## Begin LISTED RECORDS

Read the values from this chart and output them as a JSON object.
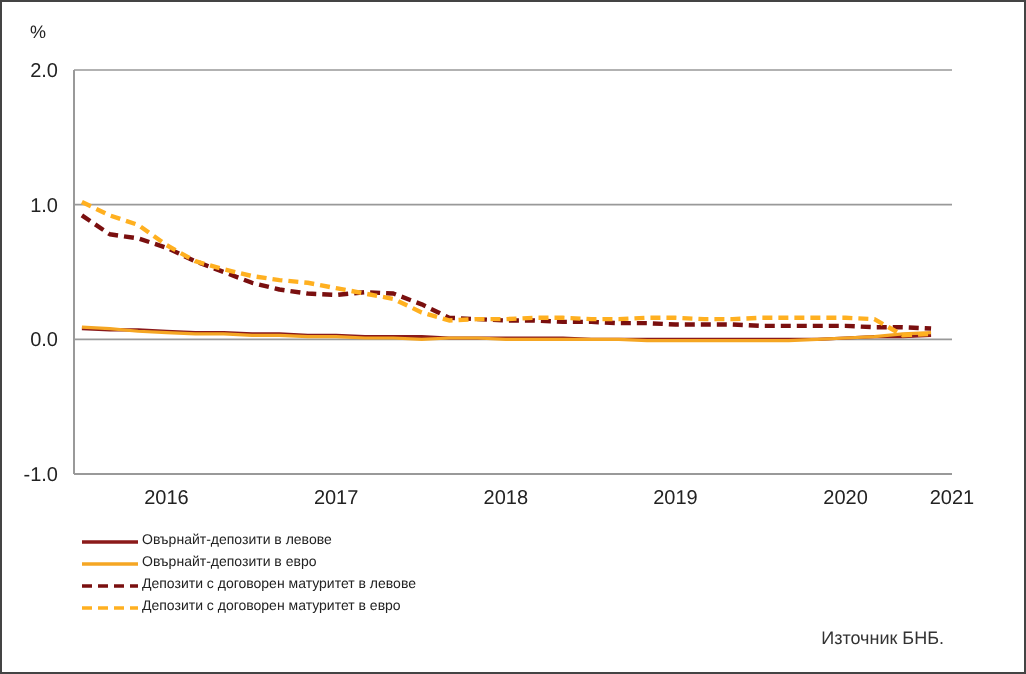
{
  "chart_data": {
    "type": "line",
    "ylabel": "%",
    "annotations": [
      "Източник БНБ."
    ],
    "x": [
      "2016-01",
      "2016-03",
      "2016-05",
      "2016-07",
      "2016-09",
      "2016-11",
      "2017-01",
      "2017-03",
      "2017-05",
      "2017-07",
      "2017-09",
      "2017-11",
      "2018-01",
      "2018-03",
      "2018-05",
      "2018-07",
      "2018-09",
      "2018-11",
      "2019-01",
      "2019-03",
      "2019-05",
      "2019-07",
      "2019-09",
      "2019-11",
      "2020-01",
      "2020-03",
      "2020-05",
      "2020-07",
      "2020-09",
      "2020-11",
      "2021-01"
    ],
    "series": [
      {
        "name": "Овърнайт-депозити в левове",
        "color": "#8b1a1a",
        "line_style": "solid",
        "values": [
          0.08,
          0.07,
          0.07,
          0.06,
          0.05,
          0.05,
          0.04,
          0.04,
          0.03,
          0.03,
          0.02,
          0.02,
          0.02,
          0.01,
          0.01,
          0.01,
          0.01,
          0.01,
          0.0,
          0.0,
          0.0,
          0.0,
          0.0,
          0.0,
          0.0,
          0.0,
          0.0,
          0.01,
          0.02,
          0.02,
          0.03
        ]
      },
      {
        "name": "Овърнайт-депозити в евро",
        "color": "#f5a623",
        "line_style": "solid",
        "values": [
          0.09,
          0.08,
          0.06,
          0.05,
          0.04,
          0.04,
          0.03,
          0.03,
          0.02,
          0.02,
          0.01,
          0.01,
          0.0,
          0.01,
          0.01,
          0.0,
          0.0,
          0.0,
          0.0,
          0.0,
          -0.01,
          -0.01,
          -0.01,
          -0.01,
          -0.01,
          -0.01,
          0.0,
          0.01,
          0.02,
          0.04,
          0.05
        ]
      },
      {
        "name": "Депозити с договорен матуритет в левове",
        "color": "#7a0f0f",
        "line_style": "dashed",
        "values": [
          0.92,
          0.78,
          0.75,
          0.68,
          0.58,
          0.5,
          0.42,
          0.37,
          0.34,
          0.33,
          0.35,
          0.34,
          0.26,
          0.16,
          0.15,
          0.14,
          0.14,
          0.13,
          0.13,
          0.12,
          0.12,
          0.11,
          0.11,
          0.11,
          0.1,
          0.1,
          0.1,
          0.1,
          0.09,
          0.09,
          0.08
        ]
      },
      {
        "name": "Депозити с договорен матуритет в евро",
        "color": "#ffb020",
        "line_style": "dashed",
        "values": [
          1.02,
          0.92,
          0.85,
          0.7,
          0.58,
          0.52,
          0.47,
          0.44,
          0.42,
          0.38,
          0.34,
          0.3,
          0.2,
          0.14,
          0.15,
          0.15,
          0.16,
          0.16,
          0.15,
          0.15,
          0.16,
          0.16,
          0.15,
          0.15,
          0.16,
          0.16,
          0.16,
          0.16,
          0.15,
          0.03,
          0.04
        ]
      }
    ],
    "xlim": [
      "2015-12-15",
      "2021-02-15"
    ],
    "xticks": [
      {
        "value": "2016-07",
        "label": "2016"
      },
      {
        "value": "2017-07",
        "label": "2017"
      },
      {
        "value": "2018-07",
        "label": "2018"
      },
      {
        "value": "2019-07",
        "label": "2019"
      },
      {
        "value": "2020-07",
        "label": "2020"
      },
      {
        "value": "2021-02-15",
        "label": "2021"
      }
    ],
    "ylim": [
      -1.0,
      2.0
    ],
    "yticks": [
      {
        "value": -1.0,
        "label": "-1.0"
      },
      {
        "value": 0,
        "label": "0.0"
      },
      {
        "value": 1.0,
        "label": "1.0"
      },
      {
        "value": 2.0,
        "label": "2.0"
      }
    ],
    "grid": "y",
    "legend": "bottom left",
    "marker": "none"
  }
}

## End LISTED RECORDS

> **SET TASK**
Pull every line containing "Овърнайт" from the data.

> **WORKED ANSWER**
        "name": "Овърнайт-депозити в левове",
        "name": "Овърнайт-депозити в евро",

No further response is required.